• YOUR TASK:
The entries that follow should be written out exactly.

— START STORED RECORDS —

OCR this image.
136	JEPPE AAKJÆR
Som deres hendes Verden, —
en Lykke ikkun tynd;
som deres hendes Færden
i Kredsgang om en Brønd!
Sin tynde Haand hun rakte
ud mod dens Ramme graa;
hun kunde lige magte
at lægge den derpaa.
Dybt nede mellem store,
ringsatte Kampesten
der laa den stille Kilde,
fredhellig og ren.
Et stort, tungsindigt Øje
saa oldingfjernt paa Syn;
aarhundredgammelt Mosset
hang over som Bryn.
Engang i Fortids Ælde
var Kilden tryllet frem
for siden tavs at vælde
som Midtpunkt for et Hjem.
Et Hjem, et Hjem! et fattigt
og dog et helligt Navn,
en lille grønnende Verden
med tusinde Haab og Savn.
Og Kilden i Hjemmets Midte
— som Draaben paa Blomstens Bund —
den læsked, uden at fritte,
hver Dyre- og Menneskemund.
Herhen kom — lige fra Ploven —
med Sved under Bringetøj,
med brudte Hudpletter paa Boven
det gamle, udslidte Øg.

— END STORED RECORDS —

• EXERCISE RESULT:
OCR this image.
136	JEPPE AAKJÆR
Som deres hendes Verden, —
en Lykke ikkun tynd;
som deres hendes Færden
i Kredsgang om en Brønd!
Sin tynde Haand hun rakte
ud mod dens Ramme graa;
hun kunde lige magte
at lægge den derpaa.
Dybt nede mellem store,
ringsatte Kampesten
der laa den stille Kilde,
fredhellig og ren.
Et stort, tungsindigt Øje
saa oldingfjernt paa Syn;
aarhundredgammelt Mosset
hang over som Bryn.
Engang i Fortids Ælde
var Kilden tryllet frem
for siden tavs at vælde
som Midtpunkt for et Hjem.
Et Hjem, et Hjem! et fattigt
og dog et helligt Navn,
en lille grønnende Verden
med tusinde Haab og Savn.
Og Kilden i Hjemmets Midte
— som Draaben paa Blomstens Bund —
den læsked, uden at fritte,
hver Dyre- og Menneskemund.
Herhen kom — lige fra Ploven —
med Sved under Bringetøj,
med brudte Hudpletter paa Boven
det gamle, udslidte Øg.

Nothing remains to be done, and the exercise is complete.